[Entries with figure data]
⁂

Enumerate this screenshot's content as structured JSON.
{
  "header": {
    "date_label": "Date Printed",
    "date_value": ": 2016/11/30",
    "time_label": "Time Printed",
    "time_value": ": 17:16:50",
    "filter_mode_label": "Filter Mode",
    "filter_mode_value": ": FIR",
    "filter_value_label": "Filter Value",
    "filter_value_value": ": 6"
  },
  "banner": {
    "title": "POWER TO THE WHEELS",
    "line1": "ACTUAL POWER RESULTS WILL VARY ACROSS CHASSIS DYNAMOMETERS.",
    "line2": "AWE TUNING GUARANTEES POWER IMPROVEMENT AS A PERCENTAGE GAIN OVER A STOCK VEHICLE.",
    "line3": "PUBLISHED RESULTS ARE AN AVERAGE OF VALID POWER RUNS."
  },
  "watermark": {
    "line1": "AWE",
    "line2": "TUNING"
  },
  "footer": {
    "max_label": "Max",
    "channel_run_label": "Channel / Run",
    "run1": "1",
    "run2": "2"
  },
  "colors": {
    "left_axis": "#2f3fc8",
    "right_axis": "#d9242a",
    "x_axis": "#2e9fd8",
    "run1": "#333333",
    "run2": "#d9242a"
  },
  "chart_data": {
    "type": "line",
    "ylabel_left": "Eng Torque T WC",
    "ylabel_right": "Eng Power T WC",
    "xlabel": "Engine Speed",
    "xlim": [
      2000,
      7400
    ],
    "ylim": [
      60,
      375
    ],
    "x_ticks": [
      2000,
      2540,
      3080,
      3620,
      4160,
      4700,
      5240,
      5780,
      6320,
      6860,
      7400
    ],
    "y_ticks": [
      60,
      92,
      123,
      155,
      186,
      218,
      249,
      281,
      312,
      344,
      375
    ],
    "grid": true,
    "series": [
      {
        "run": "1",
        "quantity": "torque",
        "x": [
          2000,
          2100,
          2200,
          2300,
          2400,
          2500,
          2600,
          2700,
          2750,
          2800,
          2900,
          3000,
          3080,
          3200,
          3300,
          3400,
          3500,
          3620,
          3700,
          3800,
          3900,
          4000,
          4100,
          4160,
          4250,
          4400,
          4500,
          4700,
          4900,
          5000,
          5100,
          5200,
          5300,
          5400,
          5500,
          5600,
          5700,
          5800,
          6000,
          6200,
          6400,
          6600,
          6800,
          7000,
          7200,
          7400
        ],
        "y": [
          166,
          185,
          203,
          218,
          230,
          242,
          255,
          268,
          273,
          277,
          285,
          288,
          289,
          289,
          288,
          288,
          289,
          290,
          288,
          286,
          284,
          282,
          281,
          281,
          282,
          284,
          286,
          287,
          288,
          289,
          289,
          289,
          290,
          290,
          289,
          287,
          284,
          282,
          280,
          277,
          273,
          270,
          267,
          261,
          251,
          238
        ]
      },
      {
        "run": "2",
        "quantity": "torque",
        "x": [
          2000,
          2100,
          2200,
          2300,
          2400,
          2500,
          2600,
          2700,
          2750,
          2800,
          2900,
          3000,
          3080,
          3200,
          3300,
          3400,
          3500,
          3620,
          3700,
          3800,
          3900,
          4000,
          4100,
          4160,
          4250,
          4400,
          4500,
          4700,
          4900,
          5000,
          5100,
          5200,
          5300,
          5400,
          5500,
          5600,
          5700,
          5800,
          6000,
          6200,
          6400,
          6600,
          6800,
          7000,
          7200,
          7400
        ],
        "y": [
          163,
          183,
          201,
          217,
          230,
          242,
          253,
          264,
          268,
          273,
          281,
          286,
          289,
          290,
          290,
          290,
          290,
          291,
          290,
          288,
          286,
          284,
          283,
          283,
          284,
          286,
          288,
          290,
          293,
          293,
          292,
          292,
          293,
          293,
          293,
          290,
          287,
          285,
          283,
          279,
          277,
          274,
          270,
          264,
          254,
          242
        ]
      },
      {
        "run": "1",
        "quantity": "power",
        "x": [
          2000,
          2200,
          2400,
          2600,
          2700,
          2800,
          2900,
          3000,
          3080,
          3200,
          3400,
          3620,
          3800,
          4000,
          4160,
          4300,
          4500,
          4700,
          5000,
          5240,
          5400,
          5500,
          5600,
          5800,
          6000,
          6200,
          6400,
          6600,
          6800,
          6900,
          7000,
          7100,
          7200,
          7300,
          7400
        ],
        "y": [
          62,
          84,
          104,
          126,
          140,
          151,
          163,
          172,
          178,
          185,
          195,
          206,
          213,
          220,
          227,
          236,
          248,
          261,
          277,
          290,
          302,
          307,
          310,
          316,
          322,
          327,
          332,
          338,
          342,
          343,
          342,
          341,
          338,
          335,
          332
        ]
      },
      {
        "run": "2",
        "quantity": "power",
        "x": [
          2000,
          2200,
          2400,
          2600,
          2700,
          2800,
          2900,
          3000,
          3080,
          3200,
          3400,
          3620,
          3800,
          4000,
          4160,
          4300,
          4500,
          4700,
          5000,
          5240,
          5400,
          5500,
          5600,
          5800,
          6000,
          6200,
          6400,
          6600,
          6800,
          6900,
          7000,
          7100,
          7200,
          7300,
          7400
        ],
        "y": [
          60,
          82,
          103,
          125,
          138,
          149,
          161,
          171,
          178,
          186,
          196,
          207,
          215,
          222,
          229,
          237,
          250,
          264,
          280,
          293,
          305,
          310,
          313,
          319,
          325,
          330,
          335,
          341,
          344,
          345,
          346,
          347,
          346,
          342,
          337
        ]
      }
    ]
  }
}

⁂

Transcribe every record above exactly as it appears.

Enumerate this screenshot's content as structured JSON.
{
  "header": {
    "date_label": "Date Printed",
    "date_value": ": 2016/11/30",
    "time_label": "Time Printed",
    "time_value": ": 17:16:50",
    "filter_mode_label": "Filter Mode",
    "filter_mode_value": ": FIR",
    "filter_value_label": "Filter Value",
    "filter_value_value": ": 6"
  },
  "banner": {
    "title": "POWER TO THE WHEELS",
    "line1": "ACTUAL POWER RESULTS WILL VARY ACROSS CHASSIS DYNAMOMETERS.",
    "line2": "AWE TUNING GUARANTEES POWER IMPROVEMENT AS A PERCENTAGE GAIN OVER A STOCK VEHICLE.",
    "line3": "PUBLISHED RESULTS ARE AN AVERAGE OF VALID POWER RUNS."
  },
  "watermark": {
    "line1": "AWE",
    "line2": "TUNING"
  },
  "footer": {
    "max_label": "Max",
    "channel_run_label": "Channel / Run",
    "run1": "1",
    "run2": "2"
  },
  "colors": {
    "left_axis": "#2f3fc8",
    "right_axis": "#d9242a",
    "x_axis": "#2e9fd8",
    "run1": "#333333",
    "run2": "#d9242a"
  },
  "chart_data": {
    "type": "line",
    "ylabel_left": "Eng Torque T WC",
    "ylabel_right": "Eng Power T WC",
    "xlabel": "Engine Speed",
    "xlim": [
      2000,
      7400
    ],
    "ylim": [
      60,
      375
    ],
    "x_ticks": [
      2000,
      2540,
      3080,
      3620,
      4160,
      4700,
      5240,
      5780,
      6320,
      6860,
      7400
    ],
    "y_ticks": [
      60,
      92,
      123,
      155,
      186,
      218,
      249,
      281,
      312,
      344,
      375
    ],
    "grid": true,
    "series": [
      {
        "run": "1",
        "quantity": "torque",
        "x": [
          2000,
          2100,
          2200,
          2300,
          2400,
          2500,
          2600,
          2700,
          2750,
          2800,
          2900,
          3000,
          3080,
          3200,
          3300,
          3400,
          3500,
          3620,
          3700,
          3800,
          3900,
          4000,
          4100,
          4160,
          4250,
          4400,
          4500,
          4700,
          4900,
          5000,
          5100,
          5200,
          5300,
          5400,
          5500,
          5600,
          5700,
          5800,
          6000,
          6200,
          6400,
          6600,
          6800,
          7000,
          7200,
          7400
        ],
        "y": [
          166,
          185,
          203,
          218,
          230,
          242,
          255,
          268,
          273,
          277,
          285,
          288,
          289,
          289,
          288,
          288,
          289,
          290,
          288,
          286,
          284,
          282,
          281,
          281,
          282,
          284,
          286,
          287,
          288,
          289,
          289,
          289,
          290,
          290,
          289,
          287,
          284,
          282,
          280,
          277,
          273,
          270,
          267,
          261,
          251,
          238
        ]
      },
      {
        "run": "2",
        "quantity": "torque",
        "x": [
          2000,
          2100,
          2200,
          2300,
          2400,
          2500,
          2600,
          2700,
          2750,
          2800,
          2900,
          3000,
          3080,
          3200,
          3300,
          3400,
          3500,
          3620,
          3700,
          3800,
          3900,
          4000,
          4100,
          4160,
          4250,
          4400,
          4500,
          4700,
          4900,
          5000,
          5100,
          5200,
          5300,
          5400,
          5500,
          5600,
          5700,
          5800,
          6000,
          6200,
          6400,
          6600,
          6800,
          7000,
          7200,
          7400
        ],
        "y": [
          163,
          183,
          201,
          217,
          230,
          242,
          253,
          264,
          268,
          273,
          281,
          286,
          289,
          290,
          290,
          290,
          290,
          291,
          290,
          288,
          286,
          284,
          283,
          283,
          284,
          286,
          288,
          290,
          293,
          293,
          292,
          292,
          293,
          293,
          293,
          290,
          287,
          285,
          283,
          279,
          277,
          274,
          270,
          264,
          254,
          242
        ]
      },
      {
        "run": "1",
        "quantity": "power",
        "x": [
          2000,
          2200,
          2400,
          2600,
          2700,
          2800,
          2900,
          3000,
          3080,
          3200,
          3400,
          3620,
          3800,
          4000,
          4160,
          4300,
          4500,
          4700,
          5000,
          5240,
          5400,
          5500,
          5600,
          5800,
          6000,
          6200,
          6400,
          6600,
          6800,
          6900,
          7000,
          7100,
          7200,
          7300,
          7400
        ],
        "y": [
          62,
          84,
          104,
          126,
          140,
          151,
          163,
          172,
          178,
          185,
          195,
          206,
          213,
          220,
          227,
          236,
          248,
          261,
          277,
          290,
          302,
          307,
          310,
          316,
          322,
          327,
          332,
          338,
          342,
          343,
          342,
          341,
          338,
          335,
          332
        ]
      },
      {
        "run": "2",
        "quantity": "power",
        "x": [
          2000,
          2200,
          2400,
          2600,
          2700,
          2800,
          2900,
          3000,
          3080,
          3200,
          3400,
          3620,
          3800,
          4000,
          4160,
          4300,
          4500,
          4700,
          5000,
          5240,
          5400,
          5500,
          5600,
          5800,
          6000,
          6200,
          6400,
          6600,
          6800,
          6900,
          7000,
          7100,
          7200,
          7300,
          7400
        ],
        "y": [
          60,
          82,
          103,
          125,
          138,
          149,
          161,
          171,
          178,
          186,
          196,
          207,
          215,
          222,
          229,
          237,
          250,
          264,
          280,
          293,
          305,
          310,
          313,
          319,
          325,
          330,
          335,
          341,
          344,
          345,
          346,
          347,
          346,
          342,
          337
        ]
      }
    ]
  }
}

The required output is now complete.